→ **Job**:
Return the count of lines that mention "name", with no other words.

→ **Provided information**:
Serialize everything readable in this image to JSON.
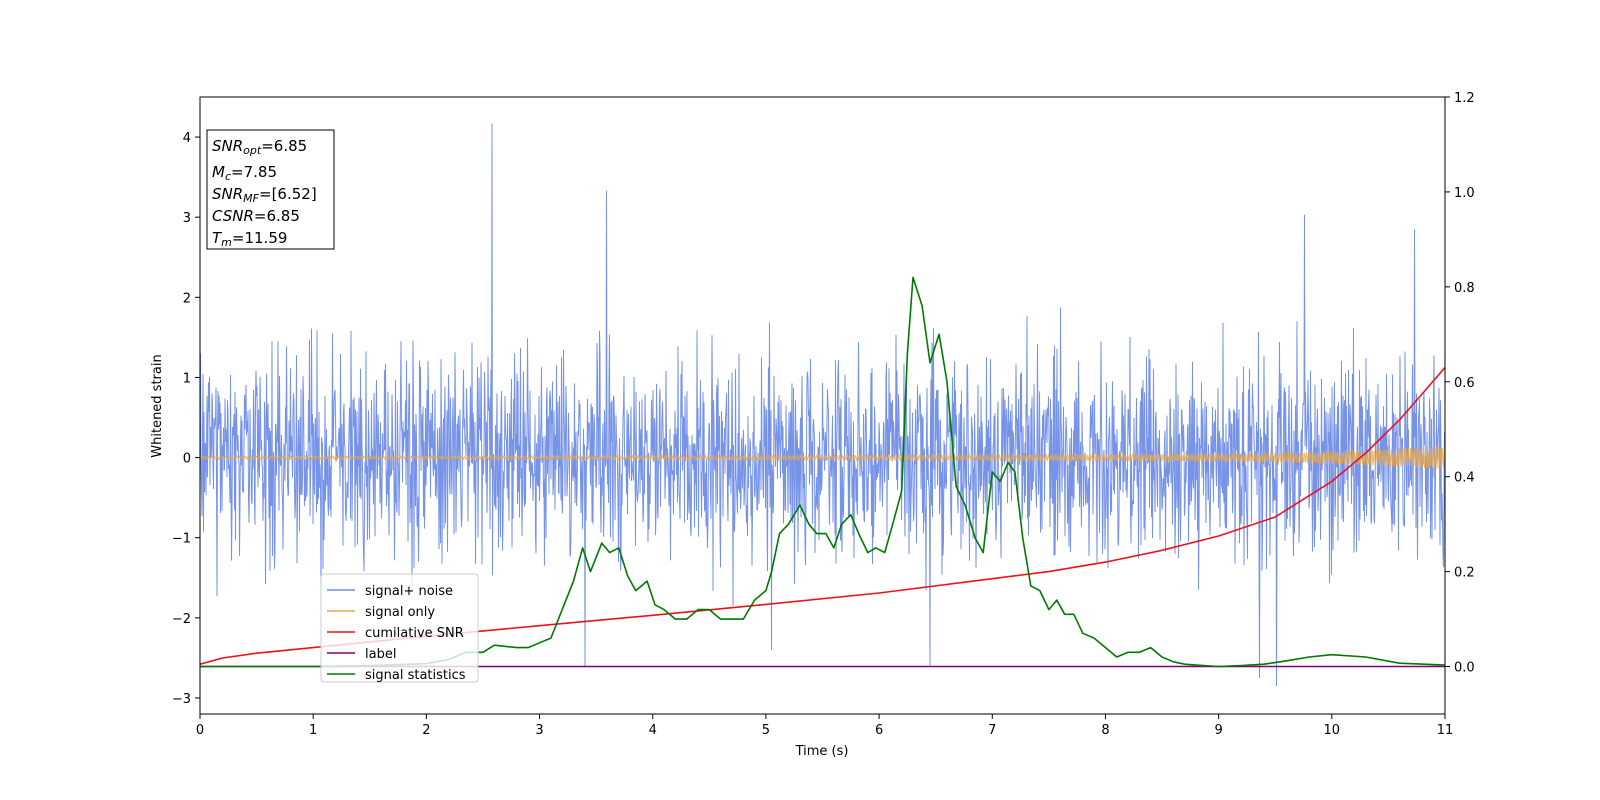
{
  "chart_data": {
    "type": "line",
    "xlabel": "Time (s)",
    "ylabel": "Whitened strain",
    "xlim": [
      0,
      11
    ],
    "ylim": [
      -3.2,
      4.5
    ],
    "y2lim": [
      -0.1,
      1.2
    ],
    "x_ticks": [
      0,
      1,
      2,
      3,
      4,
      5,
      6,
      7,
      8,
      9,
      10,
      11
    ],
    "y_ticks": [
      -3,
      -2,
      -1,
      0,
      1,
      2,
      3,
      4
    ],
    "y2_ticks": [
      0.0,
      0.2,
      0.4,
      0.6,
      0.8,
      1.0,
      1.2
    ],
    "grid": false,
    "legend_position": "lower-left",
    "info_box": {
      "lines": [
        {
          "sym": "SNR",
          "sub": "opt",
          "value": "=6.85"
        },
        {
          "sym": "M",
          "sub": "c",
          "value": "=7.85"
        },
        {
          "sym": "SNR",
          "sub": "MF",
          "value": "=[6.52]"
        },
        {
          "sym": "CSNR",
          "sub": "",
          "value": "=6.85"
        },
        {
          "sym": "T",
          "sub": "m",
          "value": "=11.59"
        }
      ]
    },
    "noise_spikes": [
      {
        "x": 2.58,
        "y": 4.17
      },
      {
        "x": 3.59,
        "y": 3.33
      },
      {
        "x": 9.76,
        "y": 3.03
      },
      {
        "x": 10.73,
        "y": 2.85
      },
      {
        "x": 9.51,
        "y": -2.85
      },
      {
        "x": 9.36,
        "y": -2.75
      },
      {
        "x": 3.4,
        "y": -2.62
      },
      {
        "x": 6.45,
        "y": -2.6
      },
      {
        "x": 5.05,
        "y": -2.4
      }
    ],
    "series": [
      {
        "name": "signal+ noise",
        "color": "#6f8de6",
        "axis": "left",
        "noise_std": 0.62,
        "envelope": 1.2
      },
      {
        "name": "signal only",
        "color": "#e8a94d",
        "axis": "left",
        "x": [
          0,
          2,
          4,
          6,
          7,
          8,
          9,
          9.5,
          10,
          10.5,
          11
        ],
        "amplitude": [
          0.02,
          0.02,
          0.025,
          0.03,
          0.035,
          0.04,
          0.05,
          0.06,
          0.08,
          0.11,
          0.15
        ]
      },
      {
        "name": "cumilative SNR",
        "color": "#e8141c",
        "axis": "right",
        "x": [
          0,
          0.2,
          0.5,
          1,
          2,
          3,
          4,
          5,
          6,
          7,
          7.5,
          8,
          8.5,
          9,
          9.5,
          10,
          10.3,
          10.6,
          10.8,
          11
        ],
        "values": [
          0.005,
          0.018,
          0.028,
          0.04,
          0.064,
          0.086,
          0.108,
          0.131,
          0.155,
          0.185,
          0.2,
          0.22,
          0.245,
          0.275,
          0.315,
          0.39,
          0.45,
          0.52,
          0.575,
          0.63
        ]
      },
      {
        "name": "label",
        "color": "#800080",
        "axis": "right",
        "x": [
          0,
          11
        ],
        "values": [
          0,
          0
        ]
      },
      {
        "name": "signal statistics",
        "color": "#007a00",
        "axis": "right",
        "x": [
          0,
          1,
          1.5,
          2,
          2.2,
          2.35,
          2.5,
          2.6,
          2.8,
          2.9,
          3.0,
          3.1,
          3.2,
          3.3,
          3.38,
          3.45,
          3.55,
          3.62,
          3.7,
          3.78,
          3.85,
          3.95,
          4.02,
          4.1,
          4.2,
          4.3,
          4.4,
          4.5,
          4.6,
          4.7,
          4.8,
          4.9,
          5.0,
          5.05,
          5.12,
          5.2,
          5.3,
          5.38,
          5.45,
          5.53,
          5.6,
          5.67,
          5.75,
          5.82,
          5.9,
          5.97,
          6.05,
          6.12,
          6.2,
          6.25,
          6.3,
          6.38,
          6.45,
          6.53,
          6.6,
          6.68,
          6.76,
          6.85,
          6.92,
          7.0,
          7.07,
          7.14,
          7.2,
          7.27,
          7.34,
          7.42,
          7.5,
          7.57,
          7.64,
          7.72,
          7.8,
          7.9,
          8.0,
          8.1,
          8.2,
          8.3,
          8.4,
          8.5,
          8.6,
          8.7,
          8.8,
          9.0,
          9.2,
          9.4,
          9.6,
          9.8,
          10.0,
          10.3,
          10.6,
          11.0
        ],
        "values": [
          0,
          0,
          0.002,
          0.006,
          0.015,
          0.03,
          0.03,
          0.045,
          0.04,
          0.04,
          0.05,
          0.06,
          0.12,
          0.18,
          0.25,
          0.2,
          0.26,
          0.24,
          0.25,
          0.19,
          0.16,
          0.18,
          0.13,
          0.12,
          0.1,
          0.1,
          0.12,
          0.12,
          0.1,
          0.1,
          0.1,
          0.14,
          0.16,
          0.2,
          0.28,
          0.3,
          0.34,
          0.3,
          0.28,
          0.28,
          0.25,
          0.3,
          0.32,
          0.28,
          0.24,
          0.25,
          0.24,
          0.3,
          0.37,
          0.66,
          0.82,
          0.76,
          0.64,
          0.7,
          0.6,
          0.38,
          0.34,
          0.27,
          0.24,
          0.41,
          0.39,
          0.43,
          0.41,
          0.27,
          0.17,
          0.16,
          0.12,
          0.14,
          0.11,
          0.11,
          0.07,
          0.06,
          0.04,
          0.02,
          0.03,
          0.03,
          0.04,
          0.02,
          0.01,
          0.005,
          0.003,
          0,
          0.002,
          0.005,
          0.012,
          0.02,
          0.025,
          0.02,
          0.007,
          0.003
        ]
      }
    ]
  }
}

→ **Written response**:
5